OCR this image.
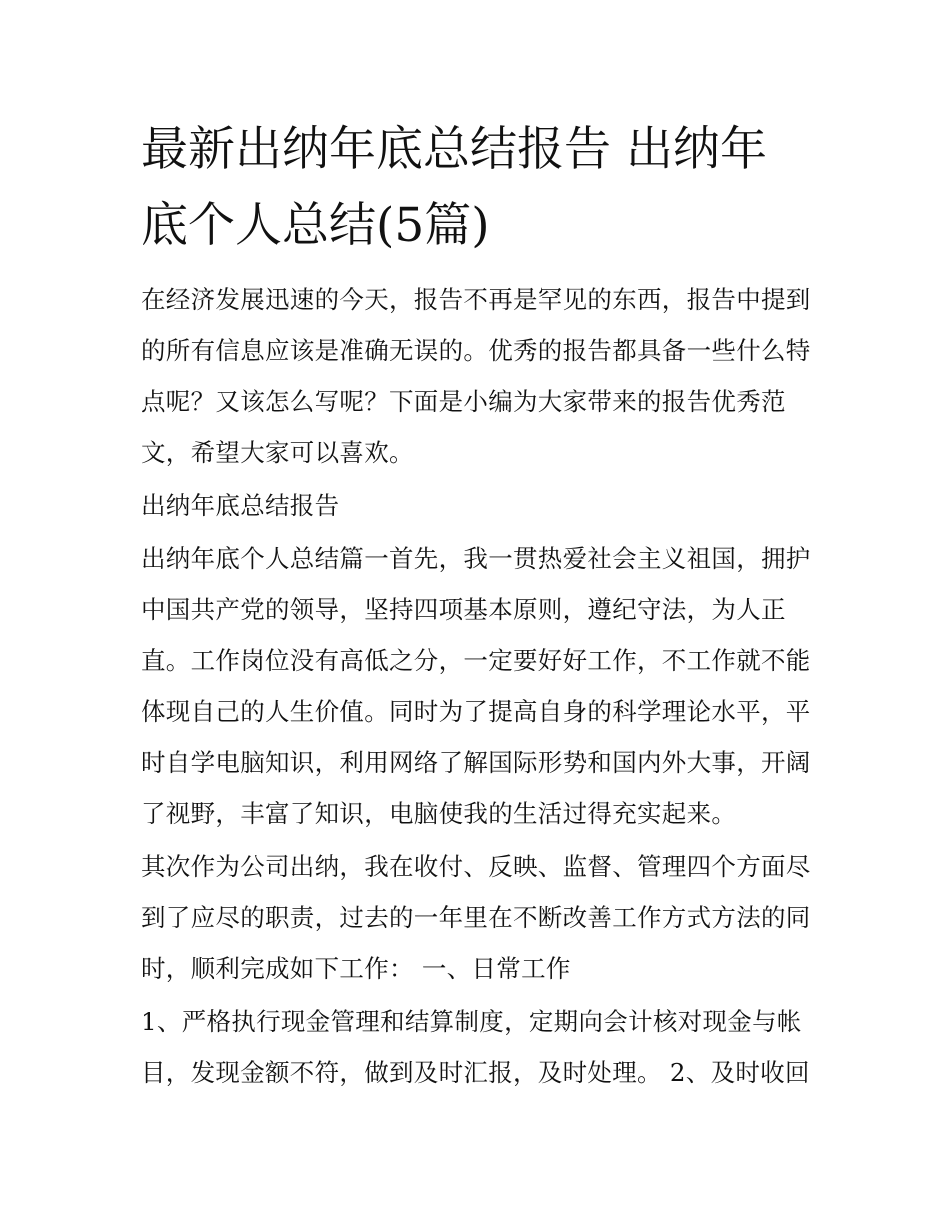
最新出纳年底总结报告 出纳年底个人总结(5篇)

在经济发展迅速的今天，报告不再是罕见的东西，报告中提到的所有信息应该是准确无误的。优秀的报告都具备一些什么特点呢？又该怎么写呢？下面是小编为大家带来的报告优秀范文，希望大家可以喜欢。

出纳年底总结报告

出纳年底个人总结篇一首先，我一贯热爱社会主义祖国，拥护中国共产党的领导，坚持四项基本原则，遵纪守法，为人正直。工作岗位没有高低之分，一定要好好工作，不工作就不能体现自己的人生价值。同时为了提高自身的科学理论水平，平时自学电脑知识，利用网络了解国际形势和国内外大事，开阔了视野，丰富了知识，电脑使我的生活过得充实起来。

其次作为公司出纳，我在收付、反映、监督、管理四个方面尽到了应尽的职责，过去的一年里在不断改善工作方式方法的同时，顺利完成如下工作： 一、日常工作

1、严格执行现金管理和结算制度，定期向会计核对现金与帐目，发现金额不符，做到及时汇报，及时处理。 2、及时收回
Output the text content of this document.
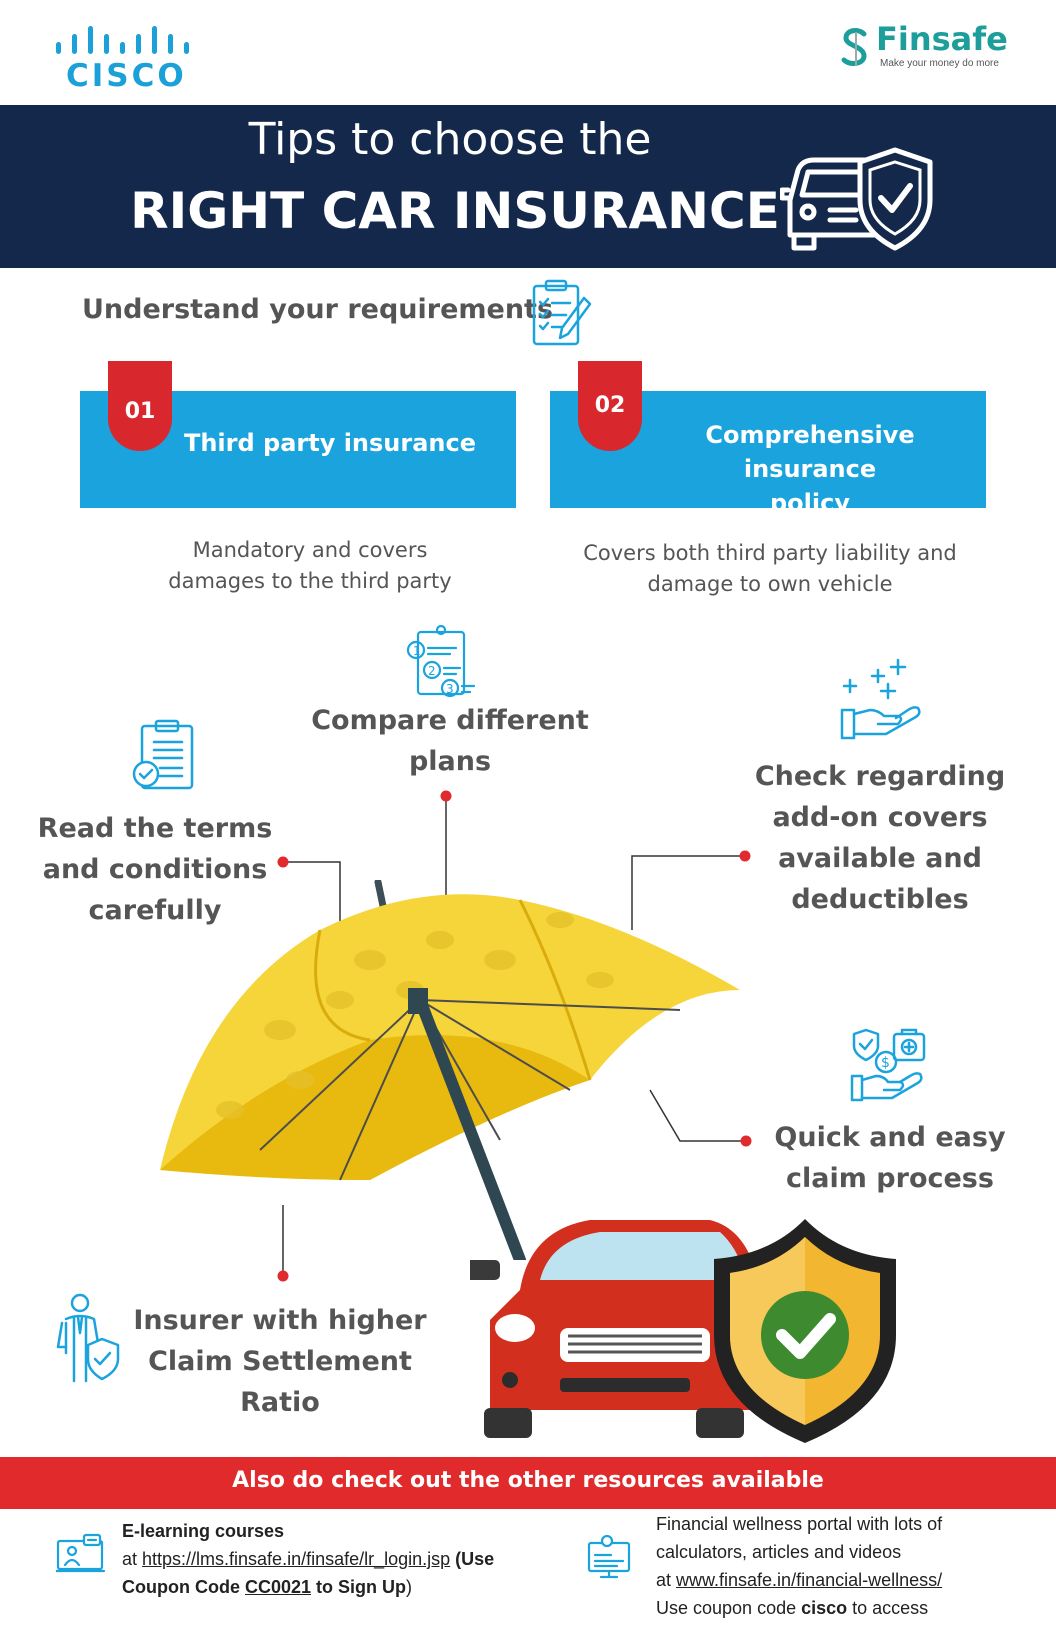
CISCO
Finsafe
Make your money do more
Tips to choose the
RIGHT CAR INSURANCE
Understand your requirements
01
Third party insurance
02
Comprehensive insurance
policy
Mandatory and covers
damages to the third party
Covers both third party liability and
damage to own vehicle
1
2
3
Compare different
plans
Read the terms
and conditions
carefully
Check regarding
add-on covers
available and
deductibles
$
Quick and easy
claim process
Insurer with higher
Claim Settlement
Ratio
Also do check out the other resources available
E-learning courses
at https://lms.finsafe.in/finsafe/lr_login.jsp (Use
Coupon Code CC0021 to Sign Up)
Financial wellness portal with lots of
calculators, articles and videos
at www.finsafe.in/financial-wellness/
Use coupon code cisco to access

◇ ◇ ◇

#### Aim of the exercise:
Set the entries down again exactly. Do not include the images.

#### The completed task:
OCR this image.
最新出纳年底总结报告 出纳年底个人总结(5篇)

在经济发展迅速的今天，报告不再是罕见的东西，报告中提到的所有信息应该是准确无误的。优秀的报告都具备一些什么特点呢？又该怎么写呢？下面是小编为大家带来的报告优秀范文，希望大家可以喜欢。

出纳年底总结报告

出纳年底个人总结篇一首先，我一贯热爱社会主义祖国，拥护中国共产党的领导，坚持四项基本原则，遵纪守法，为人正直。工作岗位没有高低之分，一定要好好工作，不工作就不能体现自己的人生价值。同时为了提高自身的科学理论水平，平时自学电脑知识，利用网络了解国际形势和国内外大事，开阔了视野，丰富了知识，电脑使我的生活过得充实起来。

其次作为公司出纳，我在收付、反映、监督、管理四个方面尽到了应尽的职责，过去的一年里在不断改善工作方式方法的同时，顺利完成如下工作： 一、日常工作

1、严格执行现金管理和结算制度，定期向会计核对现金与帐目，发现金额不符，做到及时汇报，及时处理。 2、及时收回
Output the text content of this document.
CISCO
Finsafe
Make your money do more
Tips to choose the
RIGHT CAR INSURANCE
Understand your requirements
01
Third party insurance
02
Comprehensive insurance
policy
Mandatory and covers
damages to the third party
Covers both third party liability and
damage to own vehicle
1
2
3
Compare different
plans
Read the terms
and conditions
carefully
Check regarding
add-on covers
available and
deductibles
$
Quick and easy
claim process
Insurer with higher
Claim Settlement
Ratio
Also do check out the other resources available
E-learning courses
at https://lms.finsafe.in/finsafe/lr_login.jsp (Use
Coupon Code CC0021 to Sign Up)
Financial wellness portal with lots of
calculators, articles and videos
at www.finsafe.in/financial-wellness/
Use coupon code cisco to access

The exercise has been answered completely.